» **Given request**: Report the count of lines that carry the string "ylabel", and add nothing.

» **Data records**:
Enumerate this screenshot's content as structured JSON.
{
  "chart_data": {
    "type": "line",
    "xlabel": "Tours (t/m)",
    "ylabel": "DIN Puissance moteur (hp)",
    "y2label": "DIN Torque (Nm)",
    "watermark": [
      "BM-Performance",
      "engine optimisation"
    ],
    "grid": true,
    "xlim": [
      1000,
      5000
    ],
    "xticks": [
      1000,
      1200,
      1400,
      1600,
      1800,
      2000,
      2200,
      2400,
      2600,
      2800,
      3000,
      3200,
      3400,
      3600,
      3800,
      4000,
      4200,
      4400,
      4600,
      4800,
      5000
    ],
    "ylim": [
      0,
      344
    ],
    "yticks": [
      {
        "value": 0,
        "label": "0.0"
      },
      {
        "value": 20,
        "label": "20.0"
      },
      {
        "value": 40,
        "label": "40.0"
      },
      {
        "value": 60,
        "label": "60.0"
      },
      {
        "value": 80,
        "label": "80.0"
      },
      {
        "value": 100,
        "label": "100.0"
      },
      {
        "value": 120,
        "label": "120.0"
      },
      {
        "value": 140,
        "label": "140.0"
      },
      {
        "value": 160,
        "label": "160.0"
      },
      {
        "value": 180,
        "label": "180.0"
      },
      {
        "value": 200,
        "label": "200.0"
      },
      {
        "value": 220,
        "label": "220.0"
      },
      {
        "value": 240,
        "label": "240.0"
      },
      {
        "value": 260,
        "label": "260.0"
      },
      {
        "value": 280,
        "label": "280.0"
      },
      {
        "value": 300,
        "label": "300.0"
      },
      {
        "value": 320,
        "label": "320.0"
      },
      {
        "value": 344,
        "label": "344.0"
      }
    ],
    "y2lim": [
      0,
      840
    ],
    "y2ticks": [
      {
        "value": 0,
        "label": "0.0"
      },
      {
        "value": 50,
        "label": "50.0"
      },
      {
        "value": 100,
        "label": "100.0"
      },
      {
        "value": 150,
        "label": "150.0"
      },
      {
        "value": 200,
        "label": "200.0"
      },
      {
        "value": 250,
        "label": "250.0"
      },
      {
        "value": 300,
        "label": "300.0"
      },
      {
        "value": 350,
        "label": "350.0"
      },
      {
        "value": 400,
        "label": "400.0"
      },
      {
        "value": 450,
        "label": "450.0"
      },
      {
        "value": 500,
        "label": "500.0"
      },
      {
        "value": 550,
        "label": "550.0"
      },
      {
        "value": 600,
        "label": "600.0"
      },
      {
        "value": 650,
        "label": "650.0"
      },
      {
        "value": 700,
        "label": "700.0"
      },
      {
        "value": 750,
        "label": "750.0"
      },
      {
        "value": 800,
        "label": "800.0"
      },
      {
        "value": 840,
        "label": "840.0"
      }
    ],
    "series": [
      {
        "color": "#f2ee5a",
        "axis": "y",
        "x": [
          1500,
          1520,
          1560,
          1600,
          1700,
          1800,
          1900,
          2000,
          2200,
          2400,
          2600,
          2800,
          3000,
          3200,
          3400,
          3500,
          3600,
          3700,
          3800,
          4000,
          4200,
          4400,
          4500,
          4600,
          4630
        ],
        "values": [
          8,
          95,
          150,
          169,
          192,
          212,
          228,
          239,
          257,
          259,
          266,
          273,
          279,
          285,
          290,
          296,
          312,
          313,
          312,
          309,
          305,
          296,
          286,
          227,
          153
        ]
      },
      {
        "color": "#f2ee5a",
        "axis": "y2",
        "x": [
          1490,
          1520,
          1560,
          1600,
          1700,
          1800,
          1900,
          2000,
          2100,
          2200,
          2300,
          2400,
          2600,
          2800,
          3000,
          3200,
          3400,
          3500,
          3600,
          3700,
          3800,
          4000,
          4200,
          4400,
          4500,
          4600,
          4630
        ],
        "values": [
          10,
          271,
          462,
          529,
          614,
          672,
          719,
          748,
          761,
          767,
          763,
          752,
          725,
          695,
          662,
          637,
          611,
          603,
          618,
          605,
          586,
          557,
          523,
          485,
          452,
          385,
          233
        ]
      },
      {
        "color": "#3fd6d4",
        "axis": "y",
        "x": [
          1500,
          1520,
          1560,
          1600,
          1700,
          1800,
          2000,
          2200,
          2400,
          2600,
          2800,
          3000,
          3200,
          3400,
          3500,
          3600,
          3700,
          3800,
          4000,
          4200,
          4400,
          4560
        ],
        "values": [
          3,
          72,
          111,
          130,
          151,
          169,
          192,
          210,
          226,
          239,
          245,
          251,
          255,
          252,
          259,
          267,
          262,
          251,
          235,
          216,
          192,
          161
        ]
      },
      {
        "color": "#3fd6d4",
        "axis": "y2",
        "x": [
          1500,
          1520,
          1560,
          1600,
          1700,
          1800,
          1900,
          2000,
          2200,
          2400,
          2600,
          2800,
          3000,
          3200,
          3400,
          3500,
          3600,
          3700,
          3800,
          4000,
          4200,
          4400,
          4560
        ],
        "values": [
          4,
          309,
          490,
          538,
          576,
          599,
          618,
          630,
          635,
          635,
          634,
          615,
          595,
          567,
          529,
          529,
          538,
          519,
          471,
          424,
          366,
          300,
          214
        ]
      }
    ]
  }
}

...

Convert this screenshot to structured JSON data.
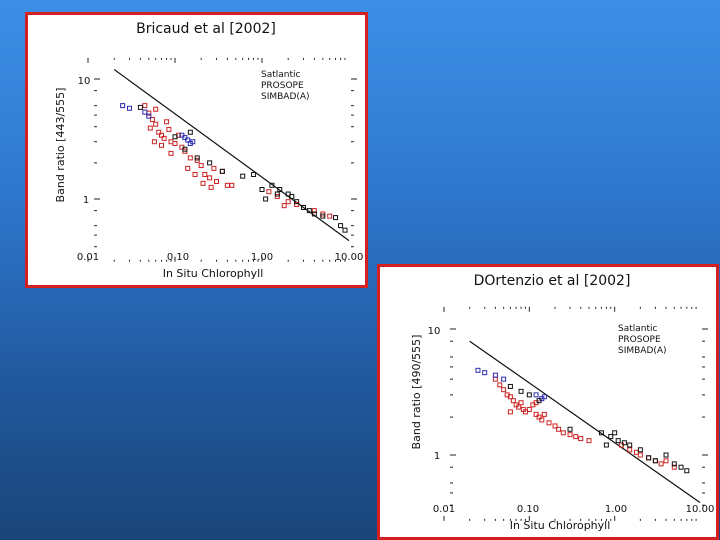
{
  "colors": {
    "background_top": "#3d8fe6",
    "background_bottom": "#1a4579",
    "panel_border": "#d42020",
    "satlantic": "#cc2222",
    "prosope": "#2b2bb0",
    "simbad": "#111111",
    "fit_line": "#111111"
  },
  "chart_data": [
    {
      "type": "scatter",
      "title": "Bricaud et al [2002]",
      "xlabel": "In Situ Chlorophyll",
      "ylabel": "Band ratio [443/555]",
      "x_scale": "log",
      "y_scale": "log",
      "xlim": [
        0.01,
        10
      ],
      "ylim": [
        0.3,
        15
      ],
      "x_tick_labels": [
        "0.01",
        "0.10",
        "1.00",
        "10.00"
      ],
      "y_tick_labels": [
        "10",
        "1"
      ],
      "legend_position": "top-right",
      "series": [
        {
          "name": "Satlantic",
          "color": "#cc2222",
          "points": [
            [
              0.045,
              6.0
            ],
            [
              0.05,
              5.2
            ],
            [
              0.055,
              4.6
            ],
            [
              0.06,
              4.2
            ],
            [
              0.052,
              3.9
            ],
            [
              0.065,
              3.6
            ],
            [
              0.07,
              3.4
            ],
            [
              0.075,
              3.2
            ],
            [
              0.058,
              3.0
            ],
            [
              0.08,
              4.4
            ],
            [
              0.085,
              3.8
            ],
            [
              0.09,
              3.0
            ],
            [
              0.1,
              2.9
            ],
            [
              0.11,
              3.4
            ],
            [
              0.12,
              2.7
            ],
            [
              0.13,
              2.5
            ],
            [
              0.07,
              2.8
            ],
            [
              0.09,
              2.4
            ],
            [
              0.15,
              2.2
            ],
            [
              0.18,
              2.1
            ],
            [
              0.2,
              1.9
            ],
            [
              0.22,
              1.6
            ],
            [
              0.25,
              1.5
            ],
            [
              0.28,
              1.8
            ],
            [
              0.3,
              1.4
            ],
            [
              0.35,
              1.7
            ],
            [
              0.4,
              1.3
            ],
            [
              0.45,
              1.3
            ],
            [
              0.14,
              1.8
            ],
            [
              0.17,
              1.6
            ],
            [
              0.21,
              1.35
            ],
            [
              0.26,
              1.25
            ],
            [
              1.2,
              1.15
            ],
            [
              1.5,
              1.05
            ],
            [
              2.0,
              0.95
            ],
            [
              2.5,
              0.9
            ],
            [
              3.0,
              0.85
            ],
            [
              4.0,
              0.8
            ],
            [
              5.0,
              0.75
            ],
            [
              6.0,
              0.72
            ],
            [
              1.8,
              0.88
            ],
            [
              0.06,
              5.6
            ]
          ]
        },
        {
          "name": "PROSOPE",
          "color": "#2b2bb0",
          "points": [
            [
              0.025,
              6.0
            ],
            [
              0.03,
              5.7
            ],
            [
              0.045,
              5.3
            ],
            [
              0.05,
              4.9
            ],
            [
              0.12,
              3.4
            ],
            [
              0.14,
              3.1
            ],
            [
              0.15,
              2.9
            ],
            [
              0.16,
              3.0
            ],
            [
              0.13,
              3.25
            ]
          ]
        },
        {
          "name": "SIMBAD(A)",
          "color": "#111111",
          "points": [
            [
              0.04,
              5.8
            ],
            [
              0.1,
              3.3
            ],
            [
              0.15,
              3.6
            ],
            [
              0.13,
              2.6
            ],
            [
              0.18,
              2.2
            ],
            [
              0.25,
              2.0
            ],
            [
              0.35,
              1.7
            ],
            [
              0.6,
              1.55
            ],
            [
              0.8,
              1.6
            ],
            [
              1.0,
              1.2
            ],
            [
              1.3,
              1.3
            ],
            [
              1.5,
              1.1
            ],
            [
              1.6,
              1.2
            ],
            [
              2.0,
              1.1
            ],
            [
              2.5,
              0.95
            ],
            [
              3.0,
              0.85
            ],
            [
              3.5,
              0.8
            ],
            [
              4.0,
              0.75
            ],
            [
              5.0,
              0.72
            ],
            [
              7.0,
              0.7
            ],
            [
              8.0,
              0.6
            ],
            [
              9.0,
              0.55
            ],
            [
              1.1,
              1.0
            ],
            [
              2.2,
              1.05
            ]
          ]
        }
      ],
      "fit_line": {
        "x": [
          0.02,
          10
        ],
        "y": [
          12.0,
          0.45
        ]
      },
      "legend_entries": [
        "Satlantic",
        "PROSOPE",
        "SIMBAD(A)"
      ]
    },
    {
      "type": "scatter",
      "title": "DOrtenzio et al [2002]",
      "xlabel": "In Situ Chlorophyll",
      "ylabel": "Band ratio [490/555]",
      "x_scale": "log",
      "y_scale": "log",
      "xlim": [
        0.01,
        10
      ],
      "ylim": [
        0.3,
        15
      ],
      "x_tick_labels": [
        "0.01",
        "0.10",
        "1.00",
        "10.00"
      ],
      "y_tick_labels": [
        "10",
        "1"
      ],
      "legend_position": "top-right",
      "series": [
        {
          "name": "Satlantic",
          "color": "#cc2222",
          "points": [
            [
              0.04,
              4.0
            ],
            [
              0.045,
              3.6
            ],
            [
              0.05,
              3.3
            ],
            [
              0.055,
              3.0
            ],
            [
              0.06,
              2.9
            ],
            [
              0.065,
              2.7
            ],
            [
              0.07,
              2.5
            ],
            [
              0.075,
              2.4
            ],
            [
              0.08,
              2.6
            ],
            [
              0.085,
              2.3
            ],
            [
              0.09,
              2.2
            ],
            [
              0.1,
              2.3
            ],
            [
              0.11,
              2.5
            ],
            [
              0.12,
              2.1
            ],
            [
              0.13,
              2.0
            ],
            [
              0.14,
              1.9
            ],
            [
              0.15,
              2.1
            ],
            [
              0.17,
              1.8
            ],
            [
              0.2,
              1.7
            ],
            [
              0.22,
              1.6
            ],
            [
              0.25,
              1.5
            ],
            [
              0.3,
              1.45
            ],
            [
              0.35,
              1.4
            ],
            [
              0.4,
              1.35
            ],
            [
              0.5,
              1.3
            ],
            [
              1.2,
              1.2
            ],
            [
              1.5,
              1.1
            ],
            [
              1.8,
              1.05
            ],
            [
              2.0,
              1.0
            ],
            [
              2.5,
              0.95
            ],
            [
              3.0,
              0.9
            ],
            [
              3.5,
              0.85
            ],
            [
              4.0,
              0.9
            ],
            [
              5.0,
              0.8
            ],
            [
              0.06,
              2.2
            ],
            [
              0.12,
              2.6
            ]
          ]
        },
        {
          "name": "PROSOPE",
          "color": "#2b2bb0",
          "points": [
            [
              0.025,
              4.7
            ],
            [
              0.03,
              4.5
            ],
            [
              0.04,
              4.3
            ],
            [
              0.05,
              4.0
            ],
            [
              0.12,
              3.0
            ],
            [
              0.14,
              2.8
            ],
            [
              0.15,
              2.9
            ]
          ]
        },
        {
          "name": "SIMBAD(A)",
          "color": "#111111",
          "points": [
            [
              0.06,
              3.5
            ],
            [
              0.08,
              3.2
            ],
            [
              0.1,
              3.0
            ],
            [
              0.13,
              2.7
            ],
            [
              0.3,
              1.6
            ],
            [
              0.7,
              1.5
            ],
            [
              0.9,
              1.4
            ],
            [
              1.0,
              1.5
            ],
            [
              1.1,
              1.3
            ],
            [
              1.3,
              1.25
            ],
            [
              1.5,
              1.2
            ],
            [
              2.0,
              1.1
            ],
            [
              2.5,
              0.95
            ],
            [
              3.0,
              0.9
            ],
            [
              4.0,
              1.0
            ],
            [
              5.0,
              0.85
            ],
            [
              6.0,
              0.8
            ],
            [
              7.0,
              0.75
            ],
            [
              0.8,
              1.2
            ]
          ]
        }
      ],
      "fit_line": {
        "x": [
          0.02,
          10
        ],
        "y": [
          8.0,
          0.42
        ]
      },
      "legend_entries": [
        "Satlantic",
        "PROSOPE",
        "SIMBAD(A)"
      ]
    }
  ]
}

» **Result for this exercise**: 3